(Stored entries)
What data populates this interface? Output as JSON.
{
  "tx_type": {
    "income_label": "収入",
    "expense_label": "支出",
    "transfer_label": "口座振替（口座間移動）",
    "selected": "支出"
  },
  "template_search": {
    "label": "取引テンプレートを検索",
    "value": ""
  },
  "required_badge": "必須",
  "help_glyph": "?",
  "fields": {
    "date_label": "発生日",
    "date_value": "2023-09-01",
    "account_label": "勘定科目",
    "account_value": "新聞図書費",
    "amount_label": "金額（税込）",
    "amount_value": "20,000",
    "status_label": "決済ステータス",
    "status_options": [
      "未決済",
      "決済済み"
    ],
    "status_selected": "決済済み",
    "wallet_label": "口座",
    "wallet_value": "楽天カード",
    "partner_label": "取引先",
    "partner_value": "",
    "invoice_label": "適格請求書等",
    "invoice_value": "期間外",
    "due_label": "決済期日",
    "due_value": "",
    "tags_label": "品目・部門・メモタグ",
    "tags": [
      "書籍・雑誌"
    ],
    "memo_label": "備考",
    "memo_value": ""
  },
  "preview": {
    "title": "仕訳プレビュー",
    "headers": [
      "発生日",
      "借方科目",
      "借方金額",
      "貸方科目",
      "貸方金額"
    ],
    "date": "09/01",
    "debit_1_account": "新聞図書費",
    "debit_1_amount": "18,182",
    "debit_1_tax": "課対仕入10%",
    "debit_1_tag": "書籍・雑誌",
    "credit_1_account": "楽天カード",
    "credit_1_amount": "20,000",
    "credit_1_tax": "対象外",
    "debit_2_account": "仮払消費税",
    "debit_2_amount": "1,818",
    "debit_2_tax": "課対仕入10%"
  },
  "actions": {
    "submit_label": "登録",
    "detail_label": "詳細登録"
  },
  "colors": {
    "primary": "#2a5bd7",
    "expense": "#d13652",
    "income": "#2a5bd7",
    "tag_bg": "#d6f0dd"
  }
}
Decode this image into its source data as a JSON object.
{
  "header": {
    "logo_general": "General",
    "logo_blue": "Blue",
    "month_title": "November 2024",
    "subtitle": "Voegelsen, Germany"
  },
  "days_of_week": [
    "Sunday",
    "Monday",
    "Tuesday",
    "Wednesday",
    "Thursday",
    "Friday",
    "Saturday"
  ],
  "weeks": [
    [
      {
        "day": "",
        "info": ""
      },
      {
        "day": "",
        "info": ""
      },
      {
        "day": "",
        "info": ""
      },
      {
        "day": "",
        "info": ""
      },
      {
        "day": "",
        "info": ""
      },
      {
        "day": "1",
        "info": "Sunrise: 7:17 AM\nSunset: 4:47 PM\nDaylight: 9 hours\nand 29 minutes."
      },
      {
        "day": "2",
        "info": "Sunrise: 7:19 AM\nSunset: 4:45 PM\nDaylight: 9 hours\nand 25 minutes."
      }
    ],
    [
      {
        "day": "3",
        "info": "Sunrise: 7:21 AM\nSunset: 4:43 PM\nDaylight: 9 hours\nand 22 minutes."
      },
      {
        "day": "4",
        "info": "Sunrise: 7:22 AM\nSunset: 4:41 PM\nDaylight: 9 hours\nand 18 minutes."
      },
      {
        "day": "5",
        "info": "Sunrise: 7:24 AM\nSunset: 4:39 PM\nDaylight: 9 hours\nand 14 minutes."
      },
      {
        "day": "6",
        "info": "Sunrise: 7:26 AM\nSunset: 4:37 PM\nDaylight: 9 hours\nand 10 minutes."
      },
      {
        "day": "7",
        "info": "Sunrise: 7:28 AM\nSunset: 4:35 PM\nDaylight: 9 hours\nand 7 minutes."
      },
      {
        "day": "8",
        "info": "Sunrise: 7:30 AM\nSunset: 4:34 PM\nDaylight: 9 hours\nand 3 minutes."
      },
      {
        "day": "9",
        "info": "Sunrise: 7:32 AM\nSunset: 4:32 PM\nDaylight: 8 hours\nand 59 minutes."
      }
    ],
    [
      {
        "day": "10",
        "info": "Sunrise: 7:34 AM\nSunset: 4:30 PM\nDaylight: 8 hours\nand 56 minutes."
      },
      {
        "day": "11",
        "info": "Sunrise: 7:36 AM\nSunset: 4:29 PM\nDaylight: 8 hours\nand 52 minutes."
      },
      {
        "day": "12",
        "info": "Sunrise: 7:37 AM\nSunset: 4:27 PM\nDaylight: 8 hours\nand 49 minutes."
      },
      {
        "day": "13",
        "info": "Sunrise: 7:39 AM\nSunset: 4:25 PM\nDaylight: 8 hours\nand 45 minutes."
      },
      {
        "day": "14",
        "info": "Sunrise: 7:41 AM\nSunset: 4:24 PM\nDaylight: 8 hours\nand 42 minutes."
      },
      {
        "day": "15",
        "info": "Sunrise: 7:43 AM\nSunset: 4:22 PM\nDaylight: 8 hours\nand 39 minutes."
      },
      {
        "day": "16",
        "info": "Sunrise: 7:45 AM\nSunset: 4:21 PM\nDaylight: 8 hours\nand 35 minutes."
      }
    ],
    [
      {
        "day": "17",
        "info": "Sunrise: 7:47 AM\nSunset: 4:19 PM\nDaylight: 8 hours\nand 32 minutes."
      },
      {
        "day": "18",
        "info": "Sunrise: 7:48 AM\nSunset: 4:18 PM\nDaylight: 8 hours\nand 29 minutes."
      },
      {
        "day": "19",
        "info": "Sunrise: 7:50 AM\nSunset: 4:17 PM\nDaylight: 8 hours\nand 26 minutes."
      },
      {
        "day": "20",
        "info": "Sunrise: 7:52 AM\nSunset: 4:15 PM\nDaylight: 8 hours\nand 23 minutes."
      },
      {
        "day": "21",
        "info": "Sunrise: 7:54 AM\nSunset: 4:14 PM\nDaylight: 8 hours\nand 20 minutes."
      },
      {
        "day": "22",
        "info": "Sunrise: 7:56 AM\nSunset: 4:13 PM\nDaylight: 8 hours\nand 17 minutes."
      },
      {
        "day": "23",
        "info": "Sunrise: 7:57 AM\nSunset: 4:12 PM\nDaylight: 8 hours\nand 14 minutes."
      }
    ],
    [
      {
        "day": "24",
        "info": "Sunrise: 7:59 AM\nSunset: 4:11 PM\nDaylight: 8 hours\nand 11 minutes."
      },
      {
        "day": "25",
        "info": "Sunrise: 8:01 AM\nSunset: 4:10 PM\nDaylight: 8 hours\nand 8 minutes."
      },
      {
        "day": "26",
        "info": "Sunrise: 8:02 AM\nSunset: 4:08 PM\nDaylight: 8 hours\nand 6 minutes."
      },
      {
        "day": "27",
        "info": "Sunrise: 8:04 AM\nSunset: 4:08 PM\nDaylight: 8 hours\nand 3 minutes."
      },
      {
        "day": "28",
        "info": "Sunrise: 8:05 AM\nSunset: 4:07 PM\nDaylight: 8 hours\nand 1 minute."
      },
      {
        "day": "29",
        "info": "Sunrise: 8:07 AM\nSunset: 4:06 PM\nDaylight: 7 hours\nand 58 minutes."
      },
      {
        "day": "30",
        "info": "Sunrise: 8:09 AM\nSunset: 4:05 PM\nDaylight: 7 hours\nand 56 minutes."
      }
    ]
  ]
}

EXERCISE INSTRUCTIONS >> Work through the records line by line and tally those holding "楽天カード". Reply with the number alone.

TASK SOLUTION >> 2